Exercise details:
Reproduce the lines verbatim, starting with the line that contains "header-cell: 100 mg QW" and ending with the line that contains "header-line: QW <box>463 479 485 493</box>", both included.

(Data entries)
* begin *

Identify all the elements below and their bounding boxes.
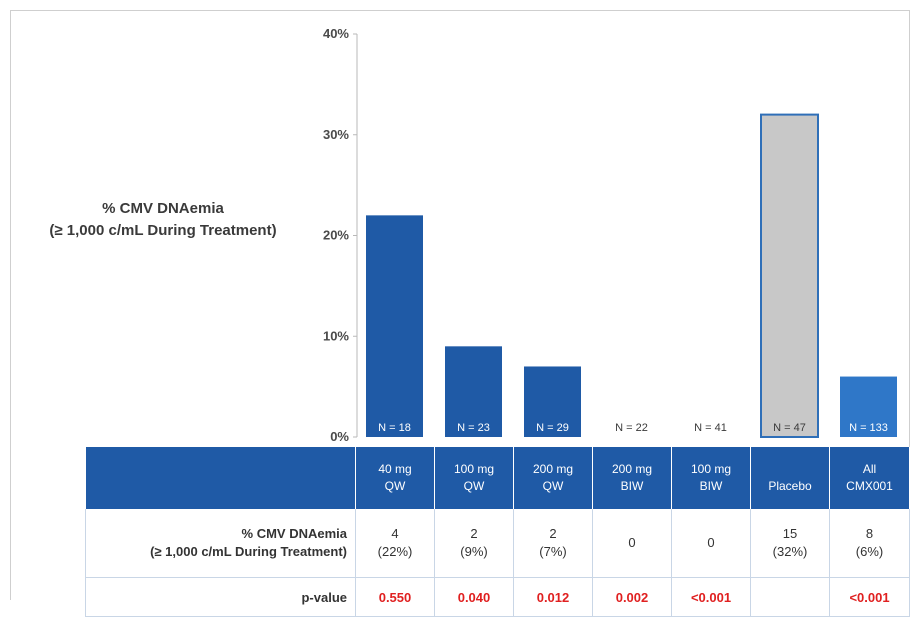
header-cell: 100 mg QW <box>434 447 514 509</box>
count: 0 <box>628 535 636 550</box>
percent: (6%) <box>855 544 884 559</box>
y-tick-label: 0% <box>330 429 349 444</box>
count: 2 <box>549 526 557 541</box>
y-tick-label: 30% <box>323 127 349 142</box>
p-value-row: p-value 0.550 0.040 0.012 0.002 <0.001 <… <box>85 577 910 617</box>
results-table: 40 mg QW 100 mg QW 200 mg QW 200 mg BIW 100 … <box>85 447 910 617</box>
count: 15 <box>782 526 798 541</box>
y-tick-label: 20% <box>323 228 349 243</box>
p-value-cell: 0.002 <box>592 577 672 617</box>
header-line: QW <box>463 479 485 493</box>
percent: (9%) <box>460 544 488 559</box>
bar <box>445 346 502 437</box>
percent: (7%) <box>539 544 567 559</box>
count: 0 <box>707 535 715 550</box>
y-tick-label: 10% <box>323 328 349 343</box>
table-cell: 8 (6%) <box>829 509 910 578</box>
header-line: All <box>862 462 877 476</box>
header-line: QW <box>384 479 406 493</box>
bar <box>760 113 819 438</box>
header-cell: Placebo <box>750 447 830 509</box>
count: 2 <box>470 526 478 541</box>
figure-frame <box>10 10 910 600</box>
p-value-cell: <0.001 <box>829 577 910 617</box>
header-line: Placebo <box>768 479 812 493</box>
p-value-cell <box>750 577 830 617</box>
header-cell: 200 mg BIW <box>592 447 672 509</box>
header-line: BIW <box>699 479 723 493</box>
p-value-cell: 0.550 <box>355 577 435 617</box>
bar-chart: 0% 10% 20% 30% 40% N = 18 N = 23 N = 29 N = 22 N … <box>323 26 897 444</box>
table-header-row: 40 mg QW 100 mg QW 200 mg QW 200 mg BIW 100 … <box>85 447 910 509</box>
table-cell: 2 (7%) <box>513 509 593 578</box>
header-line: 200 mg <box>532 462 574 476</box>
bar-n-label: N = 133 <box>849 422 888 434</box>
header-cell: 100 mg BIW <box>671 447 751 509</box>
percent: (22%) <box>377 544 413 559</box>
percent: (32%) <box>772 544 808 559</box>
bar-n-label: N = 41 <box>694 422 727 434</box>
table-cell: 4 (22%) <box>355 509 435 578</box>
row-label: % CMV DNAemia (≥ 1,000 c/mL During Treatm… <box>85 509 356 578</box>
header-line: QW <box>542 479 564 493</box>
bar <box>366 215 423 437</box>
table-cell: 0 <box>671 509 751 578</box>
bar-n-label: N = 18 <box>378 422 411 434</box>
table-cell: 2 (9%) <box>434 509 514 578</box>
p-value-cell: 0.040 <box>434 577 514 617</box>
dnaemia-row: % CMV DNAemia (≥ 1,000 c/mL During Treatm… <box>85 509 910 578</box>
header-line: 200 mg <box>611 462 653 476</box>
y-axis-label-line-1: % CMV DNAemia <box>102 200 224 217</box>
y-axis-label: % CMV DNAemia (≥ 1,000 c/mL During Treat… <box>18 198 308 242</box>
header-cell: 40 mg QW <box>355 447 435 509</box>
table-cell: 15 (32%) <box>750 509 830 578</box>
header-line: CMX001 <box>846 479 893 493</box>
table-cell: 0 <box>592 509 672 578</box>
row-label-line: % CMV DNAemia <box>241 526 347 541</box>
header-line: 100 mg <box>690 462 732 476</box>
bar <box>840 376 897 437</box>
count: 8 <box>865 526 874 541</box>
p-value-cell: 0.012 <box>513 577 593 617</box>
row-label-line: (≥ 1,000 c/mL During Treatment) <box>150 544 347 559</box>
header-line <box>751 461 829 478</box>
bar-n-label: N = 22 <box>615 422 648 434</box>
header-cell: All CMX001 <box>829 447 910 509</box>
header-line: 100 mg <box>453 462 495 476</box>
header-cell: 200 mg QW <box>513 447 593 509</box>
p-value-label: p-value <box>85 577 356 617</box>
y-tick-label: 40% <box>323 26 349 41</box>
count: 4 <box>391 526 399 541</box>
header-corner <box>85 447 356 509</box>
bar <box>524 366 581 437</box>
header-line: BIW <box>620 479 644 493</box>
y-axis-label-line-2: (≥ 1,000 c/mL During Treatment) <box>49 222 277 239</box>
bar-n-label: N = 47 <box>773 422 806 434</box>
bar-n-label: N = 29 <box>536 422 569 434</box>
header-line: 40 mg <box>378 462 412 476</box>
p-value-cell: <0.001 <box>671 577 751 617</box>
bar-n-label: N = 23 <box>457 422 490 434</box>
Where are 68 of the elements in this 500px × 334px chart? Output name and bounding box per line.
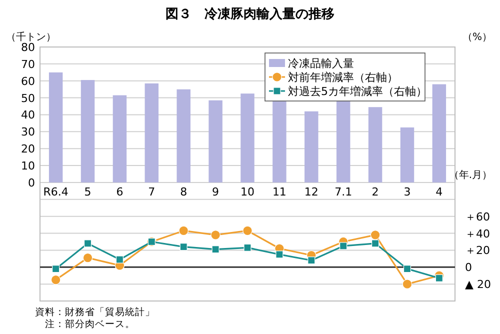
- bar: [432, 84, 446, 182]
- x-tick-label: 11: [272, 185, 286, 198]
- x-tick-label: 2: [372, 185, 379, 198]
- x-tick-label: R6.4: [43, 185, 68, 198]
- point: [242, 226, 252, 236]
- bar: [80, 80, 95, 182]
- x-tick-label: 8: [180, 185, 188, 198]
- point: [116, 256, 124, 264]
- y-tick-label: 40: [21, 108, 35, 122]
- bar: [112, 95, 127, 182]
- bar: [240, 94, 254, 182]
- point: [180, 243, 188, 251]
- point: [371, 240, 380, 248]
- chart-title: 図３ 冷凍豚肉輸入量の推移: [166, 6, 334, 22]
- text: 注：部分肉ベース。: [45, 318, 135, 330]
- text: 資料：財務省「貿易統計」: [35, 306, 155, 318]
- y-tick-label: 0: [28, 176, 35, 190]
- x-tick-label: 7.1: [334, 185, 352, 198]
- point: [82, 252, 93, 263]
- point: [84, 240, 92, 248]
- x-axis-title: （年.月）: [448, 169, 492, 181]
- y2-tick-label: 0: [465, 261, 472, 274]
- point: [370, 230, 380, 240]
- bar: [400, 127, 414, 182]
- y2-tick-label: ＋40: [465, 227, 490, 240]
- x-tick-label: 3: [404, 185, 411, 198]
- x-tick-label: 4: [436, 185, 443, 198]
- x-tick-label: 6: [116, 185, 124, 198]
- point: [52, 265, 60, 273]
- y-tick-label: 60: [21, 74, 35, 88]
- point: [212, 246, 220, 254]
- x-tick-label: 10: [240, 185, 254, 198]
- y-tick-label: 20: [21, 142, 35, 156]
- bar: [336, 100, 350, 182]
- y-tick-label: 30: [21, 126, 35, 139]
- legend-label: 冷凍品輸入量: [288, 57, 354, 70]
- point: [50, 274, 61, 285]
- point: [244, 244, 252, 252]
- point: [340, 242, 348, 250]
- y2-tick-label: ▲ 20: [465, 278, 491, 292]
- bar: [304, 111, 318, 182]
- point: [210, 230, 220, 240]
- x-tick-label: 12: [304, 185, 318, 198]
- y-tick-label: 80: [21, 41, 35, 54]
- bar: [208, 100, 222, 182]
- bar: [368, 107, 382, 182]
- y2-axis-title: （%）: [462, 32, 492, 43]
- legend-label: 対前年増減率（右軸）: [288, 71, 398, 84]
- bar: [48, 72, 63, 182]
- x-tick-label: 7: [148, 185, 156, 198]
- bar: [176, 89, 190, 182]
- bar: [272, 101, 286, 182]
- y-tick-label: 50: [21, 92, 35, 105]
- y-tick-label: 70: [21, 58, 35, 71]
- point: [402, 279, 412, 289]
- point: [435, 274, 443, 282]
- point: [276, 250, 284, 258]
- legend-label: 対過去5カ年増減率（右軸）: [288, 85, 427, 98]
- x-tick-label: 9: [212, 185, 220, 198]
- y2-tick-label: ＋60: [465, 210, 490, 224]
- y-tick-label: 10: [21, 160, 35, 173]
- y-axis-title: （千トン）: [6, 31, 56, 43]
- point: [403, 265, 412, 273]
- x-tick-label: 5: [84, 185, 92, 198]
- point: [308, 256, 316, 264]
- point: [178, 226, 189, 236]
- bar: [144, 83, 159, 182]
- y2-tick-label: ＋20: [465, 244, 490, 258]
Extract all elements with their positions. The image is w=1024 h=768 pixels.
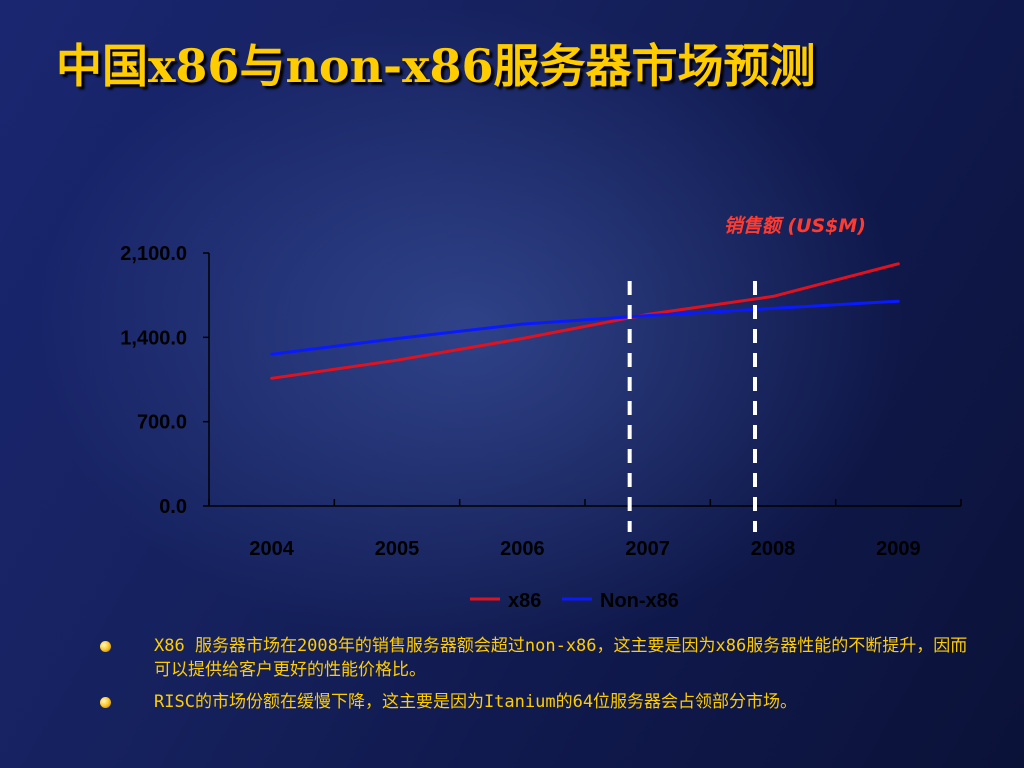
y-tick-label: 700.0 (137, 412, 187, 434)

* end *

Output below:
header-cell: 100 mg QW <box>434 447 514 509</box>
count: 0 <box>628 535 636 550</box>
percent: (6%) <box>855 544 884 559</box>
y-tick-label: 0% <box>330 429 349 444</box>
count: 2 <box>549 526 557 541</box>
y-tick-label: 30% <box>323 127 349 142</box>
p-value-row: p-value 0.550 0.040 0.012 0.002 <0.001 <… <box>85 577 910 617</box>
results-table: 40 mg QW 100 mg QW 200 mg QW 200 mg BIW 100 … <box>85 447 910 617</box>
count: 15 <box>782 526 798 541</box>
y-tick-label: 20% <box>323 228 349 243</box>
p-value-cell: 0.002 <box>592 577 672 617</box>
header-line: QW <box>463 479 485 493</box>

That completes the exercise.